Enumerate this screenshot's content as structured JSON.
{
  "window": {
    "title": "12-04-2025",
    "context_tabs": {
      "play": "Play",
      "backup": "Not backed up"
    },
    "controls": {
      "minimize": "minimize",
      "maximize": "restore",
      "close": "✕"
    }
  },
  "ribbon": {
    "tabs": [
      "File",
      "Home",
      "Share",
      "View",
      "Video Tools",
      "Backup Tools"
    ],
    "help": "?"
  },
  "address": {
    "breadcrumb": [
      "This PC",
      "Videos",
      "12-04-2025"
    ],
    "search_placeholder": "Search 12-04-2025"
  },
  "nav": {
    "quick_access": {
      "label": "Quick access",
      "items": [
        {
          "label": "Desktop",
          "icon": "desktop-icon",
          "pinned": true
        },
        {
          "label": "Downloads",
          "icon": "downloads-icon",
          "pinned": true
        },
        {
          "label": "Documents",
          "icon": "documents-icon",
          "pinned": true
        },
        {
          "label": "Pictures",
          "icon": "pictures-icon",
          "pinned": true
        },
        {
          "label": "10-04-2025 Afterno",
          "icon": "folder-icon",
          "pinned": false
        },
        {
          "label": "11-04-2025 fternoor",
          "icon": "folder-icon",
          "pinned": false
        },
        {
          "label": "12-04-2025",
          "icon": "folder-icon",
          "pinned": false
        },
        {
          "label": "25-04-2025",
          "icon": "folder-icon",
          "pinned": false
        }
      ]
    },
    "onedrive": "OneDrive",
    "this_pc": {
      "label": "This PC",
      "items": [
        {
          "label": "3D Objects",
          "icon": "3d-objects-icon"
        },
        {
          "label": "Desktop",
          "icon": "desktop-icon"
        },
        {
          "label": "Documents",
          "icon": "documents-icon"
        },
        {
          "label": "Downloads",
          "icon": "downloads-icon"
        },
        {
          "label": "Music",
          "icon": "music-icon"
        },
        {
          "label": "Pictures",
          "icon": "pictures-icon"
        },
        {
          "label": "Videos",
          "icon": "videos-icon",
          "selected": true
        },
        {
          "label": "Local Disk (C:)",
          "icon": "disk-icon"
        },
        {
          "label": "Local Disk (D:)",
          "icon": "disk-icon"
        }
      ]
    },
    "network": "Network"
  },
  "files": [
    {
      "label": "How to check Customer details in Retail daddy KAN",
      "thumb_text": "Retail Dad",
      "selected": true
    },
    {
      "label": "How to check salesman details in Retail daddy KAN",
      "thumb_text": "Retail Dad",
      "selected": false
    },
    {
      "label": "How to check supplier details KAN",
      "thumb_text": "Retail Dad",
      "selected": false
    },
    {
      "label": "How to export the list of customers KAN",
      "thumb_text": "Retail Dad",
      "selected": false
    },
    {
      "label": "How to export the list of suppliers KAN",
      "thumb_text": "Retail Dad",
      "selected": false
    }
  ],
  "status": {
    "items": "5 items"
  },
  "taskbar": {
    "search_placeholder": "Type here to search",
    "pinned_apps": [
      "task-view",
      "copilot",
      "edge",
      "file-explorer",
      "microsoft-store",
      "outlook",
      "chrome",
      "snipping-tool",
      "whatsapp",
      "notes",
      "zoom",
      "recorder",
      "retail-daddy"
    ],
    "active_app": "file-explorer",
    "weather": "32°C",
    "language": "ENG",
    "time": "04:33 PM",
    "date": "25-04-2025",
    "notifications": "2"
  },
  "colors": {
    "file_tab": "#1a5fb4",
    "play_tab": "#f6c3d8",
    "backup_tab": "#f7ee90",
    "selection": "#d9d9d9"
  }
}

▸ **Your objective**
Reproduce all of the entries word for word.

▸ **Response for this exercise**
Enumerate this screenshot's content as structured JSON.
{
  "window": {
    "title": "12-04-2025",
    "context_tabs": {
      "play": "Play",
      "backup": "Not backed up"
    },
    "controls": {
      "minimize": "minimize",
      "maximize": "restore",
      "close": "✕"
    }
  },
  "ribbon": {
    "tabs": [
      "File",
      "Home",
      "Share",
      "View",
      "Video Tools",
      "Backup Tools"
    ],
    "help": "?"
  },
  "address": {
    "breadcrumb": [
      "This PC",
      "Videos",
      "12-04-2025"
    ],
    "search_placeholder": "Search 12-04-2025"
  },
  "nav": {
    "quick_access": {
      "label": "Quick access",
      "items": [
        {
          "label": "Desktop",
          "icon": "desktop-icon",
          "pinned": true
        },
        {
          "label": "Downloads",
          "icon": "downloads-icon",
          "pinned": true
        },
        {
          "label": "Documents",
          "icon": "documents-icon",
          "pinned": true
        },
        {
          "label": "Pictures",
          "icon": "pictures-icon",
          "pinned": true
        },
        {
          "label": "10-04-2025 Afterno",
          "icon": "folder-icon",
          "pinned": false
        },
        {
          "label": "11-04-2025 fternoor",
          "icon": "folder-icon",
          "pinned": false
        },
        {
          "label": "12-04-2025",
          "icon": "folder-icon",
          "pinned": false
        },
        {
          "label": "25-04-2025",
          "icon": "folder-icon",
          "pinned": false
        }
      ]
    },
    "onedrive": "OneDrive",
    "this_pc": {
      "label": "This PC",
      "items": [
        {
          "label": "3D Objects",
          "icon": "3d-objects-icon"
        },
        {
          "label": "Desktop",
          "icon": "desktop-icon"
        },
        {
          "label": "Documents",
          "icon": "documents-icon"
        },
        {
          "label": "Downloads",
          "icon": "downloads-icon"
        },
        {
          "label": "Music",
          "icon": "music-icon"
        },
        {
          "label": "Pictures",
          "icon": "pictures-icon"
        },
        {
          "label": "Videos",
          "icon": "videos-icon",
          "selected": true
        },
        {
          "label": "Local Disk (C:)",
          "icon": "disk-icon"
        },
        {
          "label": "Local Disk (D:)",
          "icon": "disk-icon"
        }
      ]
    },
    "network": "Network"
  },
  "files": [
    {
      "label": "How to check Customer details in Retail daddy KAN",
      "thumb_text": "Retail Dad",
      "selected": true
    },
    {
      "label": "How to check salesman details in Retail daddy KAN",
      "thumb_text": "Retail Dad",
      "selected": false
    },
    {
      "label": "How to check supplier details KAN",
      "thumb_text": "Retail Dad",
      "selected": false
    },
    {
      "label": "How to export the list of customers KAN",
      "thumb_text": "Retail Dad",
      "selected": false
    },
    {
      "label": "How to export the list of suppliers KAN",
      "thumb_text": "Retail Dad",
      "selected": false
    }
  ],
  "status": {
    "items": "5 items"
  },
  "taskbar": {
    "search_placeholder": "Type here to search",
    "pinned_apps": [
      "task-view",
      "copilot",
      "edge",
      "file-explorer",
      "microsoft-store",
      "outlook",
      "chrome",
      "snipping-tool",
      "whatsapp",
      "notes",
      "zoom",
      "recorder",
      "retail-daddy"
    ],
    "active_app": "file-explorer",
    "weather": "32°C",
    "language": "ENG",
    "time": "04:33 PM",
    "date": "25-04-2025",
    "notifications": "2"
  },
  "colors": {
    "file_tab": "#1a5fb4",
    "play_tab": "#f6c3d8",
    "backup_tab": "#f7ee90",
    "selection": "#d9d9d9"
  }
}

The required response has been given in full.